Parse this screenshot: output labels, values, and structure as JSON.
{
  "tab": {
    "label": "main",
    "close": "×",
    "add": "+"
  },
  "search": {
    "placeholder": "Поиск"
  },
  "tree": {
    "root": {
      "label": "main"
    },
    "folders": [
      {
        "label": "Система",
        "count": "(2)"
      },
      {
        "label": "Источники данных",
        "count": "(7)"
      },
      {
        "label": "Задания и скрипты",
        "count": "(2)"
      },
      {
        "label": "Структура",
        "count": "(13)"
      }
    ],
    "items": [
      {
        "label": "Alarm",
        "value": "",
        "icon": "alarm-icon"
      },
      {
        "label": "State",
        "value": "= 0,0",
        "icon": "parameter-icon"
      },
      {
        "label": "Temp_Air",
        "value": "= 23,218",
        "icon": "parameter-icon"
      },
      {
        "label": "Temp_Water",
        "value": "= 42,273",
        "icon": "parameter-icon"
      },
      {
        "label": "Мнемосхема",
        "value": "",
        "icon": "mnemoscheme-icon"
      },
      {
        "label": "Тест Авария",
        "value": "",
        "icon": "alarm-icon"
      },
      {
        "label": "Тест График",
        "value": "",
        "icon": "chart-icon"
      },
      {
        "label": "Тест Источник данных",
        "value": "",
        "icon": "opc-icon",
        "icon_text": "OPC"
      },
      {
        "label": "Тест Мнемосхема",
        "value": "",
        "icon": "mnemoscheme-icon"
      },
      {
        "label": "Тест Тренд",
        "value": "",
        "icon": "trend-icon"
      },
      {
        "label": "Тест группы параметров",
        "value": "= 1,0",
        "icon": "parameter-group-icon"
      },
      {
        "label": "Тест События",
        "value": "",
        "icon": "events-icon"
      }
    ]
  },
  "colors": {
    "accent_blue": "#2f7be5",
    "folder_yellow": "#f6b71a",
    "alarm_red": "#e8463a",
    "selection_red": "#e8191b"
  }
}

-------------------------

Your task is to transcribe the material exactly.

Parse this screenshot: output labels, values, and structure as JSON.
{
  "tab": {
    "label": "main",
    "close": "×",
    "add": "+"
  },
  "search": {
    "placeholder": "Поиск"
  },
  "tree": {
    "root": {
      "label": "main"
    },
    "folders": [
      {
        "label": "Система",
        "count": "(2)"
      },
      {
        "label": "Источники данных",
        "count": "(7)"
      },
      {
        "label": "Задания и скрипты",
        "count": "(2)"
      },
      {
        "label": "Структура",
        "count": "(13)"
      }
    ],
    "items": [
      {
        "label": "Alarm",
        "value": "",
        "icon": "alarm-icon"
      },
      {
        "label": "State",
        "value": "= 0,0",
        "icon": "parameter-icon"
      },
      {
        "label": "Temp_Air",
        "value": "= 23,218",
        "icon": "parameter-icon"
      },
      {
        "label": "Temp_Water",
        "value": "= 42,273",
        "icon": "parameter-icon"
      },
      {
        "label": "Мнемосхема",
        "value": "",
        "icon": "mnemoscheme-icon"
      },
      {
        "label": "Тест Авария",
        "value": "",
        "icon": "alarm-icon"
      },
      {
        "label": "Тест График",
        "value": "",
        "icon": "chart-icon"
      },
      {
        "label": "Тест Источник данных",
        "value": "",
        "icon": "opc-icon",
        "icon_text": "OPC"
      },
      {
        "label": "Тест Мнемосхема",
        "value": "",
        "icon": "mnemoscheme-icon"
      },
      {
        "label": "Тест Тренд",
        "value": "",
        "icon": "trend-icon"
      },
      {
        "label": "Тест группы параметров",
        "value": "= 1,0",
        "icon": "parameter-group-icon"
      },
      {
        "label": "Тест События",
        "value": "",
        "icon": "events-icon"
      }
    ]
  },
  "colors": {
    "accent_blue": "#2f7be5",
    "folder_yellow": "#f6b71a",
    "alarm_red": "#e8463a",
    "selection_red": "#e8191b"
  }
}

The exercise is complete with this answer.